◆ Directions for this task ◆
Each record below should appear again exactly as written.

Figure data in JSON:
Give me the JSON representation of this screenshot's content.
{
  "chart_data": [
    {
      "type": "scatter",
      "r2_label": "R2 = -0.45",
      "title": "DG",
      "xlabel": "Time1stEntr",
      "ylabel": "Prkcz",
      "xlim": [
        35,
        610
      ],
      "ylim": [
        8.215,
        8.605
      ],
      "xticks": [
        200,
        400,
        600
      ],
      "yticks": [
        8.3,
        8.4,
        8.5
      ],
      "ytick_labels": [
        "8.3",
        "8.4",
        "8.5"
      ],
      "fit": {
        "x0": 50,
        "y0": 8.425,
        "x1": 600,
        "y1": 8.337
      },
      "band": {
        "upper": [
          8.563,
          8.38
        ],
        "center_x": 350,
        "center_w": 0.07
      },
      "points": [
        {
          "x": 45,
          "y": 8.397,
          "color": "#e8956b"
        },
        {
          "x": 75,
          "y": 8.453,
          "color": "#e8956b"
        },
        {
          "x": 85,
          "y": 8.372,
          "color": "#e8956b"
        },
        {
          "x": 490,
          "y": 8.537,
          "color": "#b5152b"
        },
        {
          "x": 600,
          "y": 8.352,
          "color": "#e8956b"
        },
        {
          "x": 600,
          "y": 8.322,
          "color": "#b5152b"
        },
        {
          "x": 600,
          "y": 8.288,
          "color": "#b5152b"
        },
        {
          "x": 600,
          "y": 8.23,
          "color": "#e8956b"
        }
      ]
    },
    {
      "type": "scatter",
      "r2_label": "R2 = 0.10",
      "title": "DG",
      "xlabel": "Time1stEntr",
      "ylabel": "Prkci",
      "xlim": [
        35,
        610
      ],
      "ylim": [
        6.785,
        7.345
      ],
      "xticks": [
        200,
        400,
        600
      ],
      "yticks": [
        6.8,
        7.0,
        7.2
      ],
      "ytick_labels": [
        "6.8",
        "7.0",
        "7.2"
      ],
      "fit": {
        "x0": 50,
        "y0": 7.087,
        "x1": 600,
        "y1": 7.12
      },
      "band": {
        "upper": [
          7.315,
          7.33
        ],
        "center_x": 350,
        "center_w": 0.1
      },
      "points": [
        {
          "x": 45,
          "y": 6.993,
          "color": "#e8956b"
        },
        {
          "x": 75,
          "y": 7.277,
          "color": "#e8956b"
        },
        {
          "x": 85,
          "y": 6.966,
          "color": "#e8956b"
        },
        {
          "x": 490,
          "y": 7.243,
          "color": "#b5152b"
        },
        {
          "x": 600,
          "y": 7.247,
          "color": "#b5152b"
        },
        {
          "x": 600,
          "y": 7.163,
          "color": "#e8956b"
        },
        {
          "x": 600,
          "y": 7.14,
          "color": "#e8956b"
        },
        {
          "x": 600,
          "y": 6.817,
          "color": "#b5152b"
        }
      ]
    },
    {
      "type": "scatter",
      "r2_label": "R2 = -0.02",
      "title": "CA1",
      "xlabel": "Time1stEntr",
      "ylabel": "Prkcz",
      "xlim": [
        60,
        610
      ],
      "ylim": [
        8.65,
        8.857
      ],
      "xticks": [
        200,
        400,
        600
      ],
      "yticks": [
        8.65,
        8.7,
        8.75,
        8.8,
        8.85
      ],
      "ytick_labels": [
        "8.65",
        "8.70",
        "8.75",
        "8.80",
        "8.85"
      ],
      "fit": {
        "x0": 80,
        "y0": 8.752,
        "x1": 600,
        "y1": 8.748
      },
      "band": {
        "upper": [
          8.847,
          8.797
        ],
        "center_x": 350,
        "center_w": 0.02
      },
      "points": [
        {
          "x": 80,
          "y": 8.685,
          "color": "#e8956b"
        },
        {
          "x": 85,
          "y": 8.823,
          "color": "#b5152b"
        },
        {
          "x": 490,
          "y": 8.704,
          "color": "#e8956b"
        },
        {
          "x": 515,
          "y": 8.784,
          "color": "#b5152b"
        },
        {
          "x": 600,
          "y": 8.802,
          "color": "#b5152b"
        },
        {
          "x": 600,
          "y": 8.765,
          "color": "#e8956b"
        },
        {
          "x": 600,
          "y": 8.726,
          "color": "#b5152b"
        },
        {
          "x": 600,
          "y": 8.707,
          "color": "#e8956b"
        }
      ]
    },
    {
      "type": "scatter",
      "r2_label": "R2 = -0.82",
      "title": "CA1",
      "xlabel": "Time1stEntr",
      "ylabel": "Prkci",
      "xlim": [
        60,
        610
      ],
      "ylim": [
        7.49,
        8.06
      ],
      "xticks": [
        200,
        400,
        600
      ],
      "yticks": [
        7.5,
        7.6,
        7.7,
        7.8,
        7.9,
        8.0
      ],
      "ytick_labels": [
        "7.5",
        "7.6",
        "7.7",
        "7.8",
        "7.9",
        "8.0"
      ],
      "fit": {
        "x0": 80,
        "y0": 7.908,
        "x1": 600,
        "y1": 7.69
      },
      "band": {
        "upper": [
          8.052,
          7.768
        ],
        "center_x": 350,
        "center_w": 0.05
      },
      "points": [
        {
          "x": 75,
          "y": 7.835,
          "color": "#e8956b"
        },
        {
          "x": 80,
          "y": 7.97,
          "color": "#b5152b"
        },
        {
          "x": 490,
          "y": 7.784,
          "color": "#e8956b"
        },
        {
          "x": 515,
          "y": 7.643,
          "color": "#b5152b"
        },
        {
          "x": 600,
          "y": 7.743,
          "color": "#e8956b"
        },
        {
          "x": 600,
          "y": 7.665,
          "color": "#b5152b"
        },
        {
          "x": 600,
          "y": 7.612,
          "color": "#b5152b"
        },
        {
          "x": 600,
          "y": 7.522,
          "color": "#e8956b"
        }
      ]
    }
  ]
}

◆ The completed task ◆
Give me the JSON representation of this screenshot's content.
{
  "chart_data": [
    {
      "type": "scatter",
      "r2_label": "R2 = -0.45",
      "title": "DG",
      "xlabel": "Time1stEntr",
      "ylabel": "Prkcz",
      "xlim": [
        35,
        610
      ],
      "ylim": [
        8.215,
        8.605
      ],
      "xticks": [
        200,
        400,
        600
      ],
      "yticks": [
        8.3,
        8.4,
        8.5
      ],
      "ytick_labels": [
        "8.3",
        "8.4",
        "8.5"
      ],
      "fit": {
        "x0": 50,
        "y0": 8.425,
        "x1": 600,
        "y1": 8.337
      },
      "band": {
        "upper": [
          8.563,
          8.38
        ],
        "center_x": 350,
        "center_w": 0.07
      },
      "points": [
        {
          "x": 45,
          "y": 8.397,
          "color": "#e8956b"
        },
        {
          "x": 75,
          "y": 8.453,
          "color": "#e8956b"
        },
        {
          "x": 85,
          "y": 8.372,
          "color": "#e8956b"
        },
        {
          "x": 490,
          "y": 8.537,
          "color": "#b5152b"
        },
        {
          "x": 600,
          "y": 8.352,
          "color": "#e8956b"
        },
        {
          "x": 600,
          "y": 8.322,
          "color": "#b5152b"
        },
        {
          "x": 600,
          "y": 8.288,
          "color": "#b5152b"
        },
        {
          "x": 600,
          "y": 8.23,
          "color": "#e8956b"
        }
      ]
    },
    {
      "type": "scatter",
      "r2_label": "R2 = 0.10",
      "title": "DG",
      "xlabel": "Time1stEntr",
      "ylabel": "Prkci",
      "xlim": [
        35,
        610
      ],
      "ylim": [
        6.785,
        7.345
      ],
      "xticks": [
        200,
        400,
        600
      ],
      "yticks": [
        6.8,
        7.0,
        7.2
      ],
      "ytick_labels": [
        "6.8",
        "7.0",
        "7.2"
      ],
      "fit": {
        "x0": 50,
        "y0": 7.087,
        "x1": 600,
        "y1": 7.12
      },
      "band": {
        "upper": [
          7.315,
          7.33
        ],
        "center_x": 350,
        "center_w": 0.1
      },
      "points": [
        {
          "x": 45,
          "y": 6.993,
          "color": "#e8956b"
        },
        {
          "x": 75,
          "y": 7.277,
          "color": "#e8956b"
        },
        {
          "x": 85,
          "y": 6.966,
          "color": "#e8956b"
        },
        {
          "x": 490,
          "y": 7.243,
          "color": "#b5152b"
        },
        {
          "x": 600,
          "y": 7.247,
          "color": "#b5152b"
        },
        {
          "x": 600,
          "y": 7.163,
          "color": "#e8956b"
        },
        {
          "x": 600,
          "y": 7.14,
          "color": "#e8956b"
        },
        {
          "x": 600,
          "y": 6.817,
          "color": "#b5152b"
        }
      ]
    },
    {
      "type": "scatter",
      "r2_label": "R2 = -0.02",
      "title": "CA1",
      "xlabel": "Time1stEntr",
      "ylabel": "Prkcz",
      "xlim": [
        60,
        610
      ],
      "ylim": [
        8.65,
        8.857
      ],
      "xticks": [
        200,
        400,
        600
      ],
      "yticks": [
        8.65,
        8.7,
        8.75,
        8.8,
        8.85
      ],
      "ytick_labels": [
        "8.65",
        "8.70",
        "8.75",
        "8.80",
        "8.85"
      ],
      "fit": {
        "x0": 80,
        "y0": 8.752,
        "x1": 600,
        "y1": 8.748
      },
      "band": {
        "upper": [
          8.847,
          8.797
        ],
        "center_x": 350,
        "center_w": 0.02
      },
      "points": [
        {
          "x": 80,
          "y": 8.685,
          "color": "#e8956b"
        },
        {
          "x": 85,
          "y": 8.823,
          "color": "#b5152b"
        },
        {
          "x": 490,
          "y": 8.704,
          "color": "#e8956b"
        },
        {
          "x": 515,
          "y": 8.784,
          "color": "#b5152b"
        },
        {
          "x": 600,
          "y": 8.802,
          "color": "#b5152b"
        },
        {
          "x": 600,
          "y": 8.765,
          "color": "#e8956b"
        },
        {
          "x": 600,
          "y": 8.726,
          "color": "#b5152b"
        },
        {
          "x": 600,
          "y": 8.707,
          "color": "#e8956b"
        }
      ]
    },
    {
      "type": "scatter",
      "r2_label": "R2 = -0.82",
      "title": "CA1",
      "xlabel": "Time1stEntr",
      "ylabel": "Prkci",
      "xlim": [
        60,
        610
      ],
      "ylim": [
        7.49,
        8.06
      ],
      "xticks": [
        200,
        400,
        600
      ],
      "yticks": [
        7.5,
        7.6,
        7.7,
        7.8,
        7.9,
        8.0
      ],
      "ytick_labels": [
        "7.5",
        "7.6",
        "7.7",
        "7.8",
        "7.9",
        "8.0"
      ],
      "fit": {
        "x0": 80,
        "y0": 7.908,
        "x1": 600,
        "y1": 7.69
      },
      "band": {
        "upper": [
          8.052,
          7.768
        ],
        "center_x": 350,
        "center_w": 0.05
      },
      "points": [
        {
          "x": 75,
          "y": 7.835,
          "color": "#e8956b"
        },
        {
          "x": 80,
          "y": 7.97,
          "color": "#b5152b"
        },
        {
          "x": 490,
          "y": 7.784,
          "color": "#e8956b"
        },
        {
          "x": 515,
          "y": 7.643,
          "color": "#b5152b"
        },
        {
          "x": 600,
          "y": 7.743,
          "color": "#e8956b"
        },
        {
          "x": 600,
          "y": 7.665,
          "color": "#b5152b"
        },
        {
          "x": 600,
          "y": 7.612,
          "color": "#b5152b"
        },
        {
          "x": 600,
          "y": 7.522,
          "color": "#e8956b"
        }
      ]
    }
  ]
}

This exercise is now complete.